┌────────

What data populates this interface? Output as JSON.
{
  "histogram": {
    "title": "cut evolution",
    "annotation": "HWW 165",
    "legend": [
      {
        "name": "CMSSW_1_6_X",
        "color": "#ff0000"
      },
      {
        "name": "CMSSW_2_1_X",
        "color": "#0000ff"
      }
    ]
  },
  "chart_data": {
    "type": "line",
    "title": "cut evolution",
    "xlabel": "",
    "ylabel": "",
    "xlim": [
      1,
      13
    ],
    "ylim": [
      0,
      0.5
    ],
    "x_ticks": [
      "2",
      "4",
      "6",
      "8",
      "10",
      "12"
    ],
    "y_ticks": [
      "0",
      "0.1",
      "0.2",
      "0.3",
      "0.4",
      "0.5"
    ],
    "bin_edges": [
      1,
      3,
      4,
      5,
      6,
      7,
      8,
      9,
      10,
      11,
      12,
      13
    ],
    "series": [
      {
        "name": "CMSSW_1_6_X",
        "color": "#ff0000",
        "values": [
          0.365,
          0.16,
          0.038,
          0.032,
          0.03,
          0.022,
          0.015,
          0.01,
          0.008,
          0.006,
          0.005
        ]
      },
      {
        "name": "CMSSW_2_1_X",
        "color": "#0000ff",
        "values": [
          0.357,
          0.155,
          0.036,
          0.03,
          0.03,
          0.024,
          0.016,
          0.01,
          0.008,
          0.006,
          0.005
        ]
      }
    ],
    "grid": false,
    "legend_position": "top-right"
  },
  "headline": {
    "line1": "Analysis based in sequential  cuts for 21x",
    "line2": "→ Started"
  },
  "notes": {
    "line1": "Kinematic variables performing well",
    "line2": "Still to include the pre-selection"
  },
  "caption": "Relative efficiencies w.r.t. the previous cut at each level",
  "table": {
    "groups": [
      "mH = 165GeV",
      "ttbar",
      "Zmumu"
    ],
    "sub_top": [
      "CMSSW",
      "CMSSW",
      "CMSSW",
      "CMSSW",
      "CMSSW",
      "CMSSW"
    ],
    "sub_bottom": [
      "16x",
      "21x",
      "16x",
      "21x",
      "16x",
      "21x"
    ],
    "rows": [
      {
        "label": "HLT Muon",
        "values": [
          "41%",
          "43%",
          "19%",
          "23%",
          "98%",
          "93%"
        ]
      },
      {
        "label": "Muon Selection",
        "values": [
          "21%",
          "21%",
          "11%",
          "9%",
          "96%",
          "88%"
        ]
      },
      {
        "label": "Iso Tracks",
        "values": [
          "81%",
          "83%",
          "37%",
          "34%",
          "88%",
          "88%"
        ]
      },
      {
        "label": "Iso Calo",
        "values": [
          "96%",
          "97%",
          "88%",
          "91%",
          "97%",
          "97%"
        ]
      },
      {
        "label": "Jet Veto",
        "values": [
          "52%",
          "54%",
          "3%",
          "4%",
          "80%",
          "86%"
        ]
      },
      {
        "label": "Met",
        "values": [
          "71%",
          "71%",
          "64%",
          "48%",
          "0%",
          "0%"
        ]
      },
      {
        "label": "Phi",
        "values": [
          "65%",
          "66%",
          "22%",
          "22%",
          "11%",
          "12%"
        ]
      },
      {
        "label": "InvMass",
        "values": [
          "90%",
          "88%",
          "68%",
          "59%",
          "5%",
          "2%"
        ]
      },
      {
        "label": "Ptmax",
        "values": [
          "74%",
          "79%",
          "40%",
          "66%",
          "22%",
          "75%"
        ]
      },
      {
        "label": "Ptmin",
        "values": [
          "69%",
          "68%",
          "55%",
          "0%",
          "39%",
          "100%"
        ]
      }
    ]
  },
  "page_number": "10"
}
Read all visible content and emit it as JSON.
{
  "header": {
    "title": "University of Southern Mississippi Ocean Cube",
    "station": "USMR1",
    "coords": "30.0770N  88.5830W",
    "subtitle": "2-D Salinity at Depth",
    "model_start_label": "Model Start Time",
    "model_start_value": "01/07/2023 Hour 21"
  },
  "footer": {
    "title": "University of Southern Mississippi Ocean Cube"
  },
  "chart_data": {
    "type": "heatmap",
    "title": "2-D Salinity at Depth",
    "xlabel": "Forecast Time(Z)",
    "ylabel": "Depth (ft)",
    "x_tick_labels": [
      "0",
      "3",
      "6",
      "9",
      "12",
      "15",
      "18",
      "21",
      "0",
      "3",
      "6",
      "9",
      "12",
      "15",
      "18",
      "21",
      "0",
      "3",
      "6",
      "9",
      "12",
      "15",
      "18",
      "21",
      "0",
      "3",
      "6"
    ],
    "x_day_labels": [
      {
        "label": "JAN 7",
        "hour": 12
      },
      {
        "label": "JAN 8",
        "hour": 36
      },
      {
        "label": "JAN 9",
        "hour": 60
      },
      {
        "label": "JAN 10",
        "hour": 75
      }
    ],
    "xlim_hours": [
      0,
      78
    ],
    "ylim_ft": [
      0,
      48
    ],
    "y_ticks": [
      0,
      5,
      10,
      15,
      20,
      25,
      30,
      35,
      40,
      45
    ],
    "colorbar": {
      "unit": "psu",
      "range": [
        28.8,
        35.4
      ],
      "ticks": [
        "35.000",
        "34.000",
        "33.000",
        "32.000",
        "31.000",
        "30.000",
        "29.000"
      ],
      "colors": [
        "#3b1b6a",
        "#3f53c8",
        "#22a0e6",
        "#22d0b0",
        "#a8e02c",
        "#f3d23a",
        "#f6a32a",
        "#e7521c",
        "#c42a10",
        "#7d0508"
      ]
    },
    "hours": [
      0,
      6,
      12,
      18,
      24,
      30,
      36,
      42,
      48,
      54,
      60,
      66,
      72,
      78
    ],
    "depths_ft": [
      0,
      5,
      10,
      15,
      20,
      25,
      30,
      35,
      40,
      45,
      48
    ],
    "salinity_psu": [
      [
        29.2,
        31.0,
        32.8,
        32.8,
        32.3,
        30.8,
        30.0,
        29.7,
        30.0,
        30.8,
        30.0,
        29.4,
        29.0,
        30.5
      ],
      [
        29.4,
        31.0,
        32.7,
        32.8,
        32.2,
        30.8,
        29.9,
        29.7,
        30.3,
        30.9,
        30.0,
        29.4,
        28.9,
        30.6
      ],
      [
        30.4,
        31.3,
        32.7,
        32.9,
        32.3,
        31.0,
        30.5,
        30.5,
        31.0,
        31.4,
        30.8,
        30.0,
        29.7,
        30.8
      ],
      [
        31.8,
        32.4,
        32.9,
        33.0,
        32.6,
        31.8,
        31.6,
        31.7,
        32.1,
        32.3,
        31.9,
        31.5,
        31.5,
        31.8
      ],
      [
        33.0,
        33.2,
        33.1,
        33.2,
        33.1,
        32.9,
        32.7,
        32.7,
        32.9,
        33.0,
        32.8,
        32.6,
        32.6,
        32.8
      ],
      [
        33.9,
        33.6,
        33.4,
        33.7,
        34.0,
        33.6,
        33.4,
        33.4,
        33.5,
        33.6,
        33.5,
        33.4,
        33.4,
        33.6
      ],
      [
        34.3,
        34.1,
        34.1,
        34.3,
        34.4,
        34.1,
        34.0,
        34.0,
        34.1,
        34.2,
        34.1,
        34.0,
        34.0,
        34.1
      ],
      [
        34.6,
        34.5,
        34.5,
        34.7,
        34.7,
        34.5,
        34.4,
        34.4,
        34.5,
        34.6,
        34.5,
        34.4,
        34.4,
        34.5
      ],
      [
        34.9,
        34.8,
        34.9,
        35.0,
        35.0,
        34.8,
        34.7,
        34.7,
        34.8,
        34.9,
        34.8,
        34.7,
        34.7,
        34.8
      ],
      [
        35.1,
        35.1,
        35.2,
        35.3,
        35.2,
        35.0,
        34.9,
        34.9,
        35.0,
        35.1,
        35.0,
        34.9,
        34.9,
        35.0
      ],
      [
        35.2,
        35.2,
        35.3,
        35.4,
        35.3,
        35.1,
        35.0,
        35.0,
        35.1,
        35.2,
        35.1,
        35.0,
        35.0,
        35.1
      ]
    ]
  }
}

└────────

> DIRECTIVE
Go through the data and gather every line that holds "JSON".

> COMPLETED EXERCISE
What data populates this interface? Output as JSON.
Read all visible content and emit it as JSON.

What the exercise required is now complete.